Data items
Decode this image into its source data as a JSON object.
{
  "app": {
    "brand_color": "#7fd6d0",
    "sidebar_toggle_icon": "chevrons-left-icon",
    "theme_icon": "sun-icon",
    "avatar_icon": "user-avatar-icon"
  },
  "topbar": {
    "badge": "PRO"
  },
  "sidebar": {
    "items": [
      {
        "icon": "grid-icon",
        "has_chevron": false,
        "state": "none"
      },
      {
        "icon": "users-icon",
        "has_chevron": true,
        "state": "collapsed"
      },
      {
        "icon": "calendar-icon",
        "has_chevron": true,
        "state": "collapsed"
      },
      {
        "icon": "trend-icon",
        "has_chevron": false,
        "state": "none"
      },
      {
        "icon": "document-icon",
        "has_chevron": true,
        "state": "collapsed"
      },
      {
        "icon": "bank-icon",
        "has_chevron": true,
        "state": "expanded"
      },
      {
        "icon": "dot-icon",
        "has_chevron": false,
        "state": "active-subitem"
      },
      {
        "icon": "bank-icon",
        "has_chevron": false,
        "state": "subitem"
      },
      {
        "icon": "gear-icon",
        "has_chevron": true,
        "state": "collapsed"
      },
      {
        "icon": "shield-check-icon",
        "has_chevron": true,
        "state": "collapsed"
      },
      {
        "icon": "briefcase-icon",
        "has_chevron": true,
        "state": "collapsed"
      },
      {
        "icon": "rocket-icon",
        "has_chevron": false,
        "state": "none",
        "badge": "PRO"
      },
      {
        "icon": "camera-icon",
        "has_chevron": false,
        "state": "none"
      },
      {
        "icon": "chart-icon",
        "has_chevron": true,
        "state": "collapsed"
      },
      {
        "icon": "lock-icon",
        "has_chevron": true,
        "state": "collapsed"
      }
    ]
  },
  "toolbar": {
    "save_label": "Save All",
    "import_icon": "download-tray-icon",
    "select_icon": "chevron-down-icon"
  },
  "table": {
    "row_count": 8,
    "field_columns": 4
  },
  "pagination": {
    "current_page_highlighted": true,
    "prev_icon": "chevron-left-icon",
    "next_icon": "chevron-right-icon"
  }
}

Set problem: Using the listing above, gather each line that holds the string "subitem" and copy it.

Reply to the exercise:
        "state": "active-subitem"
        "state": "subitem"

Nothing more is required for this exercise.